* **Challenge**
The entries below should be output exactly as written.

++++ Extracted records ++++

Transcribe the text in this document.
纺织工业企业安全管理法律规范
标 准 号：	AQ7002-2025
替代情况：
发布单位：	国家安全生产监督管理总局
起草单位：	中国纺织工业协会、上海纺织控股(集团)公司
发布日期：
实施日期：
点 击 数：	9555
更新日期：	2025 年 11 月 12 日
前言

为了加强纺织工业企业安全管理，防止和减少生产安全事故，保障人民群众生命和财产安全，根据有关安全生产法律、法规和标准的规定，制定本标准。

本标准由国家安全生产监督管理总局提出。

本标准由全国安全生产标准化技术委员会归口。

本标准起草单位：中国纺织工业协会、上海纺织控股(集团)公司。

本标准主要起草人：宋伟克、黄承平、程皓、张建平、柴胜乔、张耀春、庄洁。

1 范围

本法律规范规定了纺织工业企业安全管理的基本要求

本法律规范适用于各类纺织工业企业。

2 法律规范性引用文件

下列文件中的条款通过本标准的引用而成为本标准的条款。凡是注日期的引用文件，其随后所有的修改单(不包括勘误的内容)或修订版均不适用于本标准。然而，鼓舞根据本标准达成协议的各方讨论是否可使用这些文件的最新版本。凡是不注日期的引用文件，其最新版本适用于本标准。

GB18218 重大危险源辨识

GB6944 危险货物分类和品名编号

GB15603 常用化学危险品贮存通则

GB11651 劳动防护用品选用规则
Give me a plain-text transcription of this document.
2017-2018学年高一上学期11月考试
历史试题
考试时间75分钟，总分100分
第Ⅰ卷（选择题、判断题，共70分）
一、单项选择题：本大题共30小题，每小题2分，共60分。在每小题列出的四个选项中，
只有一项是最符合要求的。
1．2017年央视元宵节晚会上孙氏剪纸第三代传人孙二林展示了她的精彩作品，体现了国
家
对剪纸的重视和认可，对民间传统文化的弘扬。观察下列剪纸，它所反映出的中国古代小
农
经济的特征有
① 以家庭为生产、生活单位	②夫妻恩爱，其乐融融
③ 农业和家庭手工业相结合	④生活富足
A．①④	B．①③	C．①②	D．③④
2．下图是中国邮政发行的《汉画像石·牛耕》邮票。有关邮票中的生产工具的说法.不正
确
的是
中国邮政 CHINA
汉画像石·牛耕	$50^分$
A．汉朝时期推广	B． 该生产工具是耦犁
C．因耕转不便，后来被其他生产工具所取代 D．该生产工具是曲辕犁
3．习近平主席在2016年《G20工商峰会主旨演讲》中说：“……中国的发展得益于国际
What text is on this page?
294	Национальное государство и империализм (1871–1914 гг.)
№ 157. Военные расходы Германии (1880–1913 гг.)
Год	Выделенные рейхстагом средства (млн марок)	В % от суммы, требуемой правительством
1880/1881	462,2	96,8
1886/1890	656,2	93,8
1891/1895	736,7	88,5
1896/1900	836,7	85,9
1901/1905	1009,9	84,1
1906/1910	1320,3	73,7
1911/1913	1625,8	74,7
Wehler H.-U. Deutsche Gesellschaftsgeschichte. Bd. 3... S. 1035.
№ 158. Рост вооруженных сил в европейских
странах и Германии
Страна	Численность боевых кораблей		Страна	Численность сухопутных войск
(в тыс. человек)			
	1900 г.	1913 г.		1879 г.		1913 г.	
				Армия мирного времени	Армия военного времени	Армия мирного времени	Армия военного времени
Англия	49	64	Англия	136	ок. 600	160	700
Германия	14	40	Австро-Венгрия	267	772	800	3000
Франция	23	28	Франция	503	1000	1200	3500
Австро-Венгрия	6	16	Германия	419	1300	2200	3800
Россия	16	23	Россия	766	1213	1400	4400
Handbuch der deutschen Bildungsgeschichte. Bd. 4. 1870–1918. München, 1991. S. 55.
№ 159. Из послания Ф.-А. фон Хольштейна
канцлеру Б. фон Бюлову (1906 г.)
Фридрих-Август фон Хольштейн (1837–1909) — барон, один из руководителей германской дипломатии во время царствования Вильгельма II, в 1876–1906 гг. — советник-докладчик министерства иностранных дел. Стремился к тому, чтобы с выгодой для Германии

++++

* **Answer to the task**
Transcribe the text in this document.
纺织工业企业安全管理法律规范
标 准 号：	AQ7002-2025
替代情况：
发布单位：	国家安全生产监督管理总局
起草单位：	中国纺织工业协会、上海纺织控股(集团)公司
发布日期：
实施日期：
点 击 数：	9555
更新日期：	2025 年 11 月 12 日
前言

为了加强纺织工业企业安全管理，防止和减少生产安全事故，保障人民群众生命和财产安全，根据有关安全生产法律、法规和标准的规定，制定本标准。

本标准由国家安全生产监督管理总局提出。

本标准由全国安全生产标准化技术委员会归口。

本标准起草单位：中国纺织工业协会、上海纺织控股(集团)公司。

本标准主要起草人：宋伟克、黄承平、程皓、张建平、柴胜乔、张耀春、庄洁。

1 范围

本法律规范规定了纺织工业企业安全管理的基本要求

本法律规范适用于各类纺织工业企业。

2 法律规范性引用文件

下列文件中的条款通过本标准的引用而成为本标准的条款。凡是注日期的引用文件，其随后所有的修改单(不包括勘误的内容)或修订版均不适用于本标准。然而，鼓舞根据本标准达成协议的各方讨论是否可使用这些文件的最新版本。凡是不注日期的引用文件，其最新版本适用于本标准。

GB18218 重大危险源辨识

GB6944 危险货物分类和品名编号

GB15603 常用化学危险品贮存通则

GB11651 劳动防护用品选用规则
Give me a plain-text transcription of this document.
2017-2018学年高一上学期11月考试
历史试题
考试时间75分钟，总分100分
第Ⅰ卷（选择题、判断题，共70分）
一、单项选择题：本大题共30小题，每小题2分，共60分。在每小题列出的四个选项中，
只有一项是最符合要求的。
1．2017年央视元宵节晚会上孙氏剪纸第三代传人孙二林展示了她的精彩作品，体现了国
家
对剪纸的重视和认可，对民间传统文化的弘扬。观察下列剪纸，它所反映出的中国古代小
农
经济的特征有
① 以家庭为生产、生活单位	②夫妻恩爱，其乐融融
③ 农业和家庭手工业相结合	④生活富足
A．①④	B．①③	C．①②	D．③④
2．下图是中国邮政发行的《汉画像石·牛耕》邮票。有关邮票中的生产工具的说法.不正
确
的是
中国邮政 CHINA
汉画像石·牛耕	$50^分$
A．汉朝时期推广	B． 该生产工具是耦犁
C．因耕转不便，后来被其他生产工具所取代 D．该生产工具是曲辕犁
3．习近平主席在2016年《G20工商峰会主旨演讲》中说：“……中国的发展得益于国际
What text is on this page?
294	Национальное государство и империализм (1871–1914 гг.)
№ 157. Военные расходы Германии (1880–1913 гг.)
Год	Выделенные рейхстагом средства (млн марок)	В % от суммы, требуемой правительством
1880/1881	462,2	96,8
1886/1890	656,2	93,8
1891/1895	736,7	88,5
1896/1900	836,7	85,9
1901/1905	1009,9	84,1
1906/1910	1320,3	73,7
1911/1913	1625,8	74,7
Wehler H.-U. Deutsche Gesellschaftsgeschichte. Bd. 3... S. 1035.
№ 158. Рост вооруженных сил в европейских
странах и Германии
Страна	Численность боевых кораблей		Страна	Численность сухопутных войск
(в тыс. человек)			
	1900 г.	1913 г.		1879 г.		1913 г.	
				Армия мирного времени	Армия военного времени	Армия мирного времени	Армия военного времени
Англия	49	64	Англия	136	ок. 600	160	700
Германия	14	40	Австро-Венгрия	267	772	800	3000
Франция	23	28	Франция	503	1000	1200	3500
Австро-Венгрия	6	16	Германия	419	1300	2200	3800
Россия	16	23	Россия	766	1213	1400	4400
Handbuch der deutschen Bildungsgeschichte. Bd. 4. 1870–1918. München, 1991. S. 55.
№ 159. Из послания Ф.-А. фон Хольштейна
канцлеру Б. фон Бюлову (1906 г.)
Фридрих-Август фон Хольштейн (1837–1909) — барон, один из руководителей германской дипломатии во время царствования Вильгельма II, в 1876–1906 гг. — советник-докладчик министерства иностранных дел. Стремился к тому, чтобы с выгодой для Германии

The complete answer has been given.